── DATASET
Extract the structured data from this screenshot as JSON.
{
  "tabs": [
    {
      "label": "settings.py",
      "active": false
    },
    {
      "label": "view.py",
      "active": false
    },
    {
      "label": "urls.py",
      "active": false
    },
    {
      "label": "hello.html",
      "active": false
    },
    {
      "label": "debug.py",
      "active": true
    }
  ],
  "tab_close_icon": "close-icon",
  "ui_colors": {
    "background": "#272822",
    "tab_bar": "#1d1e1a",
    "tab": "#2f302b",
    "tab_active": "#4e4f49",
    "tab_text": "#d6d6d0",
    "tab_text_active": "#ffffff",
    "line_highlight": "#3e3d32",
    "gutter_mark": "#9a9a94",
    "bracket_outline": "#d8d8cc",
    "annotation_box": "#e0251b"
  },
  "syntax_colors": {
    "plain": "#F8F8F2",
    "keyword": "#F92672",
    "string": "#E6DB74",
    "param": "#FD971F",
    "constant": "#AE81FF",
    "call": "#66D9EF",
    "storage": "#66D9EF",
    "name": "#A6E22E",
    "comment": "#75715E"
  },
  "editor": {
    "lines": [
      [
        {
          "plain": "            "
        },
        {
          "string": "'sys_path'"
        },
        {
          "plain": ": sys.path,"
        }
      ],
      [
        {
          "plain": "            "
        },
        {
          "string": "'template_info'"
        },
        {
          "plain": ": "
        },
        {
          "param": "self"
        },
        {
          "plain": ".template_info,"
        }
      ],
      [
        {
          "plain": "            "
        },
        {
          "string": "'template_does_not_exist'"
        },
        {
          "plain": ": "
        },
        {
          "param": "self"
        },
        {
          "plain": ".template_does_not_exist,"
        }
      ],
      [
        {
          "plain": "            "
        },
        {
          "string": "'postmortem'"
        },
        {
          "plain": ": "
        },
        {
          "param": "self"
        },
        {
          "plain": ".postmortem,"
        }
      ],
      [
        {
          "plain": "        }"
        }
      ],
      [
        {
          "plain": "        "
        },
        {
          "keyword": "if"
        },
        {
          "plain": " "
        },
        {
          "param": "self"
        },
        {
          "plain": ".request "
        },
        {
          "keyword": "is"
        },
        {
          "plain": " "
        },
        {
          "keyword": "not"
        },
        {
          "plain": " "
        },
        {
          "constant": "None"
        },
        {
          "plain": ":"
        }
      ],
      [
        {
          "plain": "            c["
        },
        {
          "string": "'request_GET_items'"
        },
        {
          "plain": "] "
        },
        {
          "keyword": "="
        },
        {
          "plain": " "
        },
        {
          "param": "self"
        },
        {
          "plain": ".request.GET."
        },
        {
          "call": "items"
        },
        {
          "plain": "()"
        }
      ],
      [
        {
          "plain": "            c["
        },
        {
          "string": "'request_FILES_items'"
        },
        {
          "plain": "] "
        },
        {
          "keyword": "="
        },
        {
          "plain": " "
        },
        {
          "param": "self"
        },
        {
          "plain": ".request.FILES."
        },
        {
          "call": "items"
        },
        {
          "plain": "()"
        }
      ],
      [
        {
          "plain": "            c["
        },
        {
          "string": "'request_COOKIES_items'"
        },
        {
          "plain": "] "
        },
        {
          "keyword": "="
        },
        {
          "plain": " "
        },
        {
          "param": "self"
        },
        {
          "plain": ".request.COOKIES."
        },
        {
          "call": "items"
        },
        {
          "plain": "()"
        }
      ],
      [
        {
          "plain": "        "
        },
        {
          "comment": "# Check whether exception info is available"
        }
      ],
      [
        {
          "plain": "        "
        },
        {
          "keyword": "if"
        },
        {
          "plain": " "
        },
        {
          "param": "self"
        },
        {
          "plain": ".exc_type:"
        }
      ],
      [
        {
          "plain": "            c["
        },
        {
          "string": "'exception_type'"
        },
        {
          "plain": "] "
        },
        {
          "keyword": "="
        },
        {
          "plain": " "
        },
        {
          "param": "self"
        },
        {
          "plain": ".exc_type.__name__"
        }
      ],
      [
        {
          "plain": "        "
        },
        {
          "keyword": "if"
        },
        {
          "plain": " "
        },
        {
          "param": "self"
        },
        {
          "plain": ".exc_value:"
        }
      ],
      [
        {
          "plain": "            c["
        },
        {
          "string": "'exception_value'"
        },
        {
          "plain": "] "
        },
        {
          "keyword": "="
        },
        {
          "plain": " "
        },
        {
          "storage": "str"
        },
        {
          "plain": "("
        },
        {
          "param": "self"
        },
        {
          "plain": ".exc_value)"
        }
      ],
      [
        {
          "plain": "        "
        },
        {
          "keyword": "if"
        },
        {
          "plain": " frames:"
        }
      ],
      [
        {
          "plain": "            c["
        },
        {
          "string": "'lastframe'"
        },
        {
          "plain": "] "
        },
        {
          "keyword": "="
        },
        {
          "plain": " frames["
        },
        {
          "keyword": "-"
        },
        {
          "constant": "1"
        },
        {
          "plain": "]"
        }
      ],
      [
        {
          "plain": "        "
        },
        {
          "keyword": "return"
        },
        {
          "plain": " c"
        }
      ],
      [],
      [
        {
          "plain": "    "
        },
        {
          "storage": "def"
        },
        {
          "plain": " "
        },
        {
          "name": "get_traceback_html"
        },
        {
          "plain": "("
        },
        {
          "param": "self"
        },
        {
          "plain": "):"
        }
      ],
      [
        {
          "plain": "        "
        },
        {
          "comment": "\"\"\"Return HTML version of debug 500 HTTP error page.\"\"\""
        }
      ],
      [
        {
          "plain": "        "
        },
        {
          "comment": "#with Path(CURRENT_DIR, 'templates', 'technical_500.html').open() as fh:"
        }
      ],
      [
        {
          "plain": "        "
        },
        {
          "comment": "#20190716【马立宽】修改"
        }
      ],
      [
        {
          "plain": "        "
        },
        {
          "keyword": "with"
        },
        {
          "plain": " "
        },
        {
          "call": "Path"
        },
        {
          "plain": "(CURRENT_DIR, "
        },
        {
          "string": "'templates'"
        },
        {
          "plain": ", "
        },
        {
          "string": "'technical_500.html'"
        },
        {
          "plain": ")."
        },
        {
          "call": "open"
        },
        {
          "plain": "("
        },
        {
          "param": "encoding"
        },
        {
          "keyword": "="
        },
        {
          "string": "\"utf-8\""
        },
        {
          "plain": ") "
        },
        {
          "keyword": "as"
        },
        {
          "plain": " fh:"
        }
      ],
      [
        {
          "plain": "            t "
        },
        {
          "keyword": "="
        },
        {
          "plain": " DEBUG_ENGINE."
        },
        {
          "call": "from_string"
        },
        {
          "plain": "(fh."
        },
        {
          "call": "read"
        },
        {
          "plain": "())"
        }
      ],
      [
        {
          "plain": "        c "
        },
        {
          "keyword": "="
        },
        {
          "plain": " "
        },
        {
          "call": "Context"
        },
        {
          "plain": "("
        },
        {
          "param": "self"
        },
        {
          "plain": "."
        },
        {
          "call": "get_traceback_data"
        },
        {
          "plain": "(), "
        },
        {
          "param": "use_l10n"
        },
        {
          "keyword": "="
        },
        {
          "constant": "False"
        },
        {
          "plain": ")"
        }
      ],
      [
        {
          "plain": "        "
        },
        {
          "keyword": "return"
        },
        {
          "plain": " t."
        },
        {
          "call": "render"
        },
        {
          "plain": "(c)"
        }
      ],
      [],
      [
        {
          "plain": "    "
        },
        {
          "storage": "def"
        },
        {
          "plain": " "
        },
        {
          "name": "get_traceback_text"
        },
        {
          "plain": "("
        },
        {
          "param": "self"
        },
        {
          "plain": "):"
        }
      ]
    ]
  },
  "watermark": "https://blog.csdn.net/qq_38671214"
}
────
INSTRUCTION: Recopy the entries above in their entirety, exactly.

COMPLETED EXERCISE:
Extract the structured data from this screenshot as JSON.
{
  "tabs": [
    {
      "label": "settings.py",
      "active": false
    },
    {
      "label": "view.py",
      "active": false
    },
    {
      "label": "urls.py",
      "active": false
    },
    {
      "label": "hello.html",
      "active": false
    },
    {
      "label": "debug.py",
      "active": true
    }
  ],
  "tab_close_icon": "close-icon",
  "ui_colors": {
    "background": "#272822",
    "tab_bar": "#1d1e1a",
    "tab": "#2f302b",
    "tab_active": "#4e4f49",
    "tab_text": "#d6d6d0",
    "tab_text_active": "#ffffff",
    "line_highlight": "#3e3d32",
    "gutter_mark": "#9a9a94",
    "bracket_outline": "#d8d8cc",
    "annotation_box": "#e0251b"
  },
  "syntax_colors": {
    "plain": "#F8F8F2",
    "keyword": "#F92672",
    "string": "#E6DB74",
    "param": "#FD971F",
    "constant": "#AE81FF",
    "call": "#66D9EF",
    "storage": "#66D9EF",
    "name": "#A6E22E",
    "comment": "#75715E"
  },
  "editor": {
    "lines": [
      [
        {
          "plain": "            "
        },
        {
          "string": "'sys_path'"
        },
        {
          "plain": ": sys.path,"
        }
      ],
      [
        {
          "plain": "            "
        },
        {
          "string": "'template_info'"
        },
        {
          "plain": ": "
        },
        {
          "param": "self"
        },
        {
          "plain": ".template_info,"
        }
      ],
      [
        {
          "plain": "            "
        },
        {
          "string": "'template_does_not_exist'"
        },
        {
          "plain": ": "
        },
        {
          "param": "self"
        },
        {
          "plain": ".template_does_not_exist,"
        }
      ],
      [
        {
          "plain": "            "
        },
        {
          "string": "'postmortem'"
        },
        {
          "plain": ": "
        },
        {
          "param": "self"
        },
        {
          "plain": ".postmortem,"
        }
      ],
      [
        {
          "plain": "        }"
        }
      ],
      [
        {
          "plain": "        "
        },
        {
          "keyword": "if"
        },
        {
          "plain": " "
        },
        {
          "param": "self"
        },
        {
          "plain": ".request "
        },
        {
          "keyword": "is"
        },
        {
          "plain": " "
        },
        {
          "keyword": "not"
        },
        {
          "plain": " "
        },
        {
          "constant": "None"
        },
        {
          "plain": ":"
        }
      ],
      [
        {
          "plain": "            c["
        },
        {
          "string": "'request_GET_items'"
        },
        {
          "plain": "] "
        },
        {
          "keyword": "="
        },
        {
          "plain": " "
        },
        {
          "param": "self"
        },
        {
          "plain": ".request.GET."
        },
        {
          "call": "items"
        },
        {
          "plain": "()"
        }
      ],
      [
        {
          "plain": "            c["
        },
        {
          "string": "'request_FILES_items'"
        },
        {
          "plain": "] "
        },
        {
          "keyword": "="
        },
        {
          "plain": " "
        },
        {
          "param": "self"
        },
        {
          "plain": ".request.FILES."
        },
        {
          "call": "items"
        },
        {
          "plain": "()"
        }
      ],
      [
        {
          "plain": "            c["
        },
        {
          "string": "'request_COOKIES_items'"
        },
        {
          "plain": "] "
        },
        {
          "keyword": "="
        },
        {
          "plain": " "
        },
        {
          "param": "self"
        },
        {
          "plain": ".request.COOKIES."
        },
        {
          "call": "items"
        },
        {
          "plain": "()"
        }
      ],
      [
        {
          "plain": "        "
        },
        {
          "comment": "# Check whether exception info is available"
        }
      ],
      [
        {
          "plain": "        "
        },
        {
          "keyword": "if"
        },
        {
          "plain": " "
        },
        {
          "param": "self"
        },
        {
          "plain": ".exc_type:"
        }
      ],
      [
        {
          "plain": "            c["
        },
        {
          "string": "'exception_type'"
        },
        {
          "plain": "] "
        },
        {
          "keyword": "="
        },
        {
          "plain": " "
        },
        {
          "param": "self"
        },
        {
          "plain": ".exc_type.__name__"
        }
      ],
      [
        {
          "plain": "        "
        },
        {
          "keyword": "if"
        },
        {
          "plain": " "
        },
        {
          "param": "self"
        },
        {
          "plain": ".exc_value:"
        }
      ],
      [
        {
          "plain": "            c["
        },
        {
          "string": "'exception_value'"
        },
        {
          "plain": "] "
        },
        {
          "keyword": "="
        },
        {
          "plain": " "
        },
        {
          "storage": "str"
        },
        {
          "plain": "("
        },
        {
          "param": "self"
        },
        {
          "plain": ".exc_value)"
        }
      ],
      [
        {
          "plain": "        "
        },
        {
          "keyword": "if"
        },
        {
          "plain": " frames:"
        }
      ],
      [
        {
          "plain": "            c["
        },
        {
          "string": "'lastframe'"
        },
        {
          "plain": "] "
        },
        {
          "keyword": "="
        },
        {
          "plain": " frames["
        },
        {
          "keyword": "-"
        },
        {
          "constant": "1"
        },
        {
          "plain": "]"
        }
      ],
      [
        {
          "plain": "        "
        },
        {
          "keyword": "return"
        },
        {
          "plain": " c"
        }
      ],
      [],
      [
        {
          "plain": "    "
        },
        {
          "storage": "def"
        },
        {
          "plain": " "
        },
        {
          "name": "get_traceback_html"
        },
        {
          "plain": "("
        },
        {
          "param": "self"
        },
        {
          "plain": "):"
        }
      ],
      [
        {
          "plain": "        "
        },
        {
          "comment": "\"\"\"Return HTML version of debug 500 HTTP error page.\"\"\""
        }
      ],
      [
        {
          "plain": "        "
        },
        {
          "comment": "#with Path(CURRENT_DIR, 'templates', 'technical_500.html').open() as fh:"
        }
      ],
      [
        {
          "plain": "        "
        },
        {
          "comment": "#20190716【马立宽】修改"
        }
      ],
      [
        {
          "plain": "        "
        },
        {
          "keyword": "with"
        },
        {
          "plain": " "
        },
        {
          "call": "Path"
        },
        {
          "plain": "(CURRENT_DIR, "
        },
        {
          "string": "'templates'"
        },
        {
          "plain": ", "
        },
        {
          "string": "'technical_500.html'"
        },
        {
          "plain": ")."
        },
        {
          "call": "open"
        },
        {
          "plain": "("
        },
        {
          "param": "encoding"
        },
        {
          "keyword": "="
        },
        {
          "string": "\"utf-8\""
        },
        {
          "plain": ") "
        },
        {
          "keyword": "as"
        },
        {
          "plain": " fh:"
        }
      ],
      [
        {
          "plain": "            t "
        },
        {
          "keyword": "="
        },
        {
          "plain": " DEBUG_ENGINE."
        },
        {
          "call": "from_string"
        },
        {
          "plain": "(fh."
        },
        {
          "call": "read"
        },
        {
          "plain": "())"
        }
      ],
      [
        {
          "plain": "        c "
        },
        {
          "keyword": "="
        },
        {
          "plain": " "
        },
        {
          "call": "Context"
        },
        {
          "plain": "("
        },
        {
          "param": "self"
        },
        {
          "plain": "."
        },
        {
          "call": "get_traceback_data"
        },
        {
          "plain": "(), "
        },
        {
          "param": "use_l10n"
        },
        {
          "keyword": "="
        },
        {
          "constant": "False"
        },
        {
          "plain": ")"
        }
      ],
      [
        {
          "plain": "        "
        },
        {
          "keyword": "return"
        },
        {
          "plain": " t."
        },
        {
          "call": "render"
        },
        {
          "plain": "(c)"
        }
      ],
      [],
      [
        {
          "plain": "    "
        },
        {
          "storage": "def"
        },
        {
          "plain": " "
        },
        {
          "name": "get_traceback_text"
        },
        {
          "plain": "("
        },
        {
          "param": "self"
        },
        {
          "plain": "):"
        }
      ]
    ]
  },
  "watermark": "https://blog.csdn.net/qq_38671214"
}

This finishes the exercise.